Exercise aim:
Copy all of the material word for word, except for the pictures.

Supplied records:
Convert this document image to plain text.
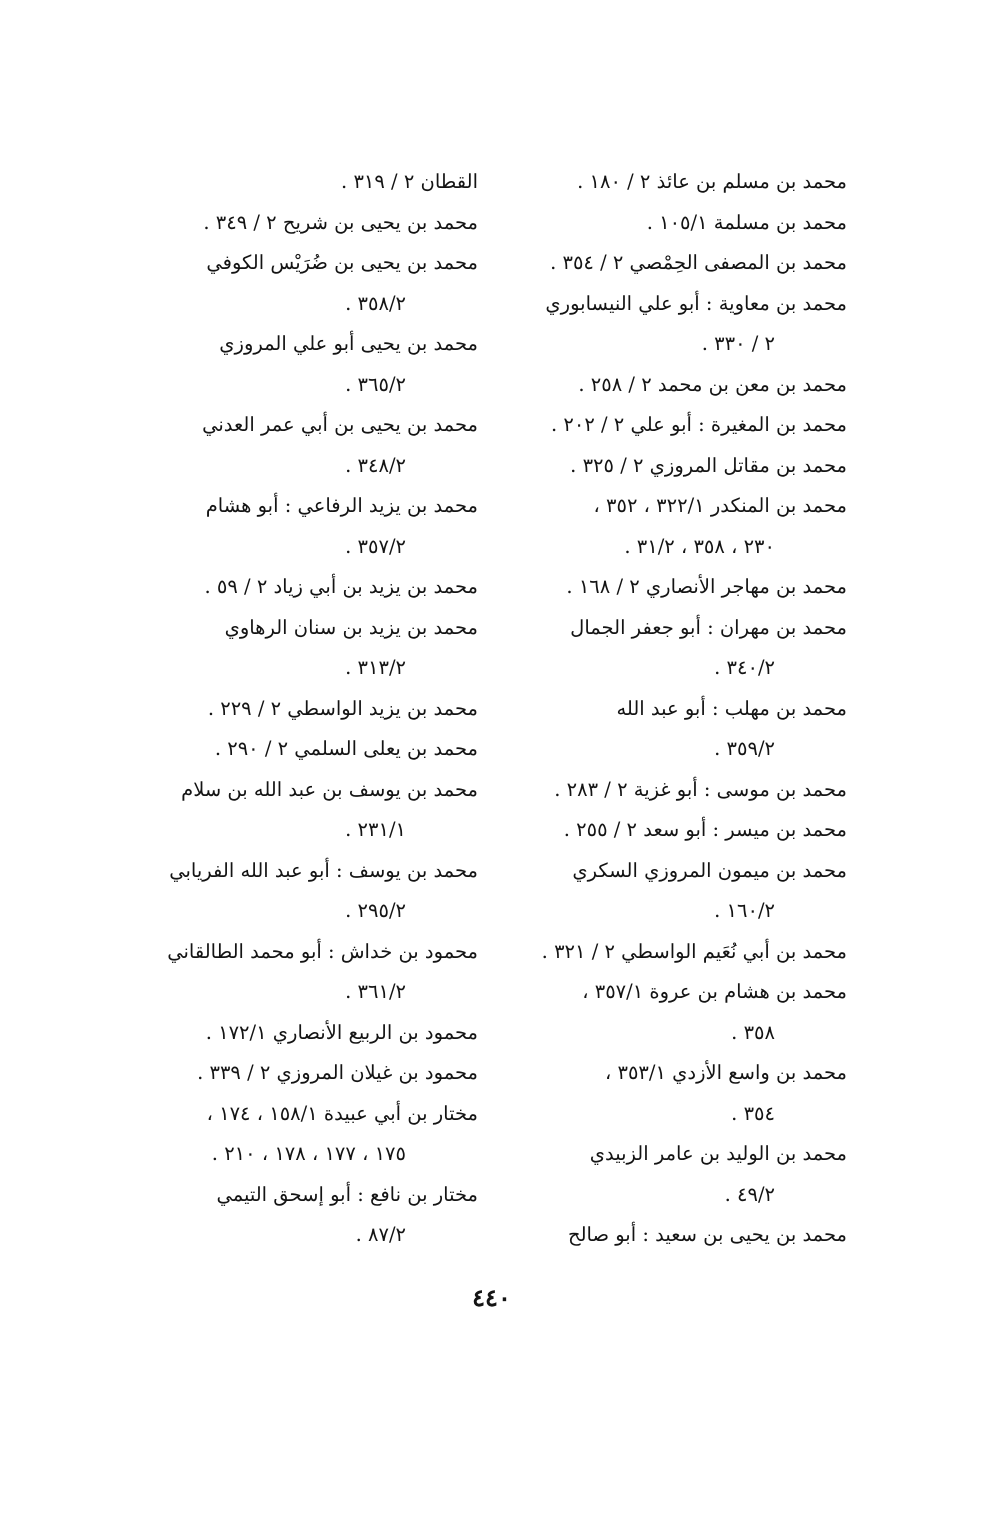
محمد بن مسلم بن عائذ ٢ / ١٨٠ .
محمد بن مسلمة ١٠٥/١ .
محمد بن المصفى الحِمْصي ٢ / ٣٥٤ .
محمد بن معاوية : أبو علي النيسابوري
٢ / ٣٣٠ .
محمد بن معن بن محمد ٢ / ٢٥٨ .
محمد بن المغيرة : أبو علي ٢ / ٢٠٢ .
محمد بن مقاتل المروزي ٢ / ٣٢٥ .
محمد بن المنكدر ٣٢٢/١ ، ٣٥٢ ،
٢٣٠ ، ٣٥٨ ، ٣١/٢ .
محمد بن مهاجر الأنصاري ٢ / ١٦٨ .
محمد بن مهران : أبو جعفر الجمال
٣٤٠/٢ .
محمد بن مهلب : أبو عبد الله
٣٥٩/٢ .
محمد بن موسى : أبو غزية ٢ / ٢٨٣ .
محمد بن ميسر : أبو سعد ٢ / ٢٥٥ .
محمد بن ميمون المروزي السكري
١٦٠/٢ .
محمد بن أبي نُعَيم الواسطي ٢ / ٣٢١ .
محمد بن هشام بن عروة ٣٥٧/١ ،
٣٥٨ .
محمد بن واسع الأزدي ٣٥٣/١ ،
٣٥٤ .
محمد بن الوليد بن عامر الزبيدي
٤٩/٢ .
محمد بن يحيى بن سعيد : أبو صالح
القطان ٢ / ٣١٩ .
محمد بن يحيى بن شريح ٢ / ٣٤٩ .
محمد بن يحيى بن ضُرَيْس الكوفي
٣٥٨/٢ .
محمد بن يحيى أبو علي المروزي
٣٦٥/٢ .
محمد بن يحيى بن أبي عمر العدني
٣٤٨/٢ .
محمد بن يزيد الرفاعي : أبو هشام
٣٥٧/٢ .
محمد بن يزيد بن أبي زياد ٢ / ٥٩ .
محمد بن يزيد بن سنان الرهاوي
٣١٣/٢ .
محمد بن يزيد الواسطي ٢ / ٢٢٩ .
محمد بن يعلى السلمي ٢ / ٢٩٠ .
محمد بن يوسف بن عبد الله بن سلام
٢٣١/١ .
محمد بن يوسف : أبو عبد الله الفريابي
٢٩٥/٢ .
محمود بن خداش : أبو محمد الطالقاني
٣٦١/٢ .
محمود بن الربيع الأنصاري ١٧٢/١ .
محمود بن غيلان المروزي ٢ / ٣٣٩ .
مختار بن أبي عبيدة ١٥٨/١ ، ١٧٤ ،
١٧٥ ، ١٧٧ ، ١٧٨ ، ٢١٠ .
مختار بن نافع : أبو إسحق التيمي
٨٧/٢ .
٤٤٠
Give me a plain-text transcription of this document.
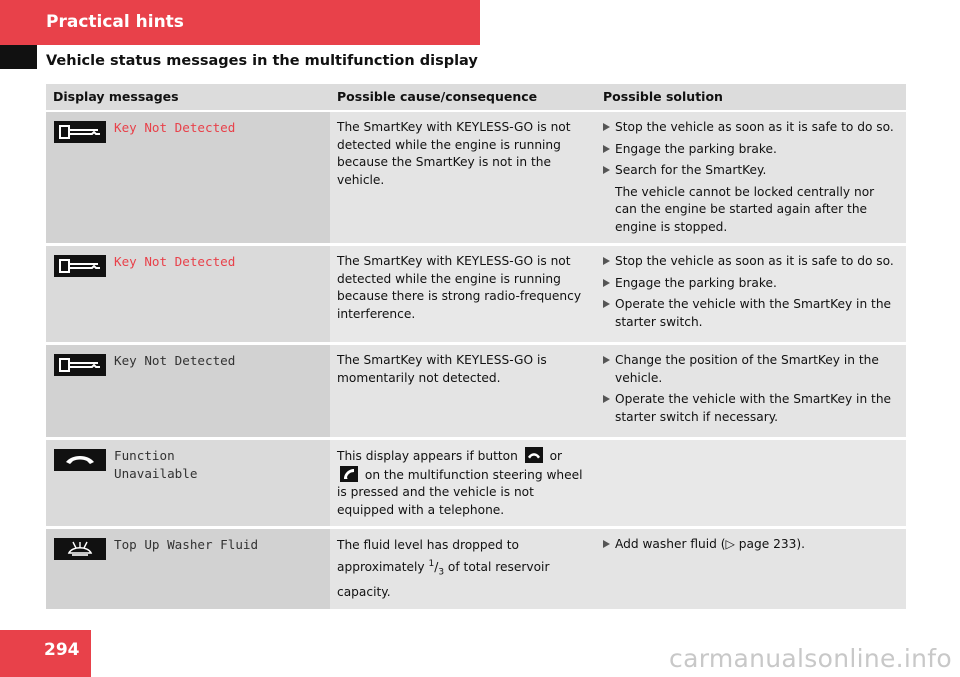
Practical hints
Vehicle status messages in the multifunction display
Display messages		Possible cause/consequence	Possible solution

	Key Not Detected	The SmartKey with KEYLESS-GO is not detected while the engine is running because the SmartKey is not in the vehicle.	Stop the vehicle as soon as it is safe to do so.
Engage the parking brake.
Search for the SmartKey.
The vehicle cannot be locked centrally nor can the engine be started again after the engine is stopped.

	Key Not Detected	The SmartKey with KEYLESS-GO is not detected while the engine is running because there is strong radio-frequency interference.	Stop the vehicle as soon as it is safe to do so.
Engage the parking brake.
Operate the vehicle with the SmartKey in the starter switch.

	Key Not Detected	The SmartKey with KEYLESS-GO is momentarily not detected.	Change the position of the SmartKey in the vehicle.
Operate the vehicle with the SmartKey in the starter switch if necessary.

Function
Unavailable	This display appears if button or  on the multifunction steering wheel is pressed and the vehicle is not equipped with a telephone.	

	Top Up Washer Fluid	The fluid level has dropped to approximately $^1/_3$ of total reservoir capacity.	Add washer fluid (▷ page 233).
294	carmanualsonline.info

Task solution:
Convert this document image to plain text.
محمد بن مسلم بن عائذ ٢ / ١٨٠ .
محمد بن مسلمة ١٠٥/١ .
محمد بن المصفى الحِمْصي ٢ / ٣٥٤ .
محمد بن معاوية : أبو علي النيسابوري
٢ / ٣٣٠ .
محمد بن معن بن محمد ٢ / ٢٥٨ .
محمد بن المغيرة : أبو علي ٢ / ٢٠٢ .
محمد بن مقاتل المروزي ٢ / ٣٢٥ .
محمد بن المنكدر ٣٢٢/١ ، ٣٥٢ ،
٢٣٠ ، ٣٥٨ ، ٣١/٢ .
محمد بن مهاجر الأنصاري ٢ / ١٦٨ .
محمد بن مهران : أبو جعفر الجمال
٣٤٠/٢ .
محمد بن مهلب : أبو عبد الله
٣٥٩/٢ .
محمد بن موسى : أبو غزية ٢ / ٢٨٣ .
محمد بن ميسر : أبو سعد ٢ / ٢٥٥ .
محمد بن ميمون المروزي السكري
١٦٠/٢ .
محمد بن أبي نُعَيم الواسطي ٢ / ٣٢١ .
محمد بن هشام بن عروة ٣٥٧/١ ،
٣٥٨ .
محمد بن واسع الأزدي ٣٥٣/١ ،
٣٥٤ .
محمد بن الوليد بن عامر الزبيدي
٤٩/٢ .
محمد بن يحيى بن سعيد : أبو صالح
القطان ٢ / ٣١٩ .
محمد بن يحيى بن شريح ٢ / ٣٤٩ .
محمد بن يحيى بن ضُرَيْس الكوفي
٣٥٨/٢ .
محمد بن يحيى أبو علي المروزي
٣٦٥/٢ .
محمد بن يحيى بن أبي عمر العدني
٣٤٨/٢ .
محمد بن يزيد الرفاعي : أبو هشام
٣٥٧/٢ .
محمد بن يزيد بن أبي زياد ٢ / ٥٩ .
محمد بن يزيد بن سنان الرهاوي
٣١٣/٢ .
محمد بن يزيد الواسطي ٢ / ٢٢٩ .
محمد بن يعلى السلمي ٢ / ٢٩٠ .
محمد بن يوسف بن عبد الله بن سلام
٢٣١/١ .
محمد بن يوسف : أبو عبد الله الفريابي
٢٩٥/٢ .
محمود بن خداش : أبو محمد الطالقاني
٣٦١/٢ .
محمود بن الربيع الأنصاري ١٧٢/١ .
محمود بن غيلان المروزي ٢ / ٣٣٩ .
مختار بن أبي عبيدة ١٥٨/١ ، ١٧٤ ،
١٧٥ ، ١٧٧ ، ١٧٨ ، ٢١٠ .
مختار بن نافع : أبو إسحق التيمي
٨٧/٢ .
٤٤٠
Give me a plain-text transcription of this document.
Practical hints
Vehicle status messages in the multifunction display
Display messages		Possible cause/consequence	Possible solution

	Key Not Detected	The SmartKey with KEYLESS-GO is not detected while the engine is running because the SmartKey is not in the vehicle.	Stop the vehicle as soon as it is safe to do so.
Engage the parking brake.
Search for the SmartKey.
The vehicle cannot be locked centrally nor can the engine be started again after the engine is stopped.

	Key Not Detected	The SmartKey with KEYLESS-GO is not detected while the engine is running because there is strong radio-frequency interference.	Stop the vehicle as soon as it is safe to do so.
Engage the parking brake.
Operate the vehicle with the SmartKey in the starter switch.

	Key Not Detected	The SmartKey with KEYLESS-GO is momentarily not detected.	Change the position of the SmartKey in the vehicle.
Operate the vehicle with the SmartKey in the starter switch if necessary.

Function
Unavailable	This display appears if button or  on the multifunction steering wheel is pressed and the vehicle is not equipped with a telephone.	

	Top Up Washer Fluid	The fluid level has dropped to approximately $^1/_3$ of total reservoir capacity.	Add washer fluid (▷ page 233).
294	carmanualsonline.info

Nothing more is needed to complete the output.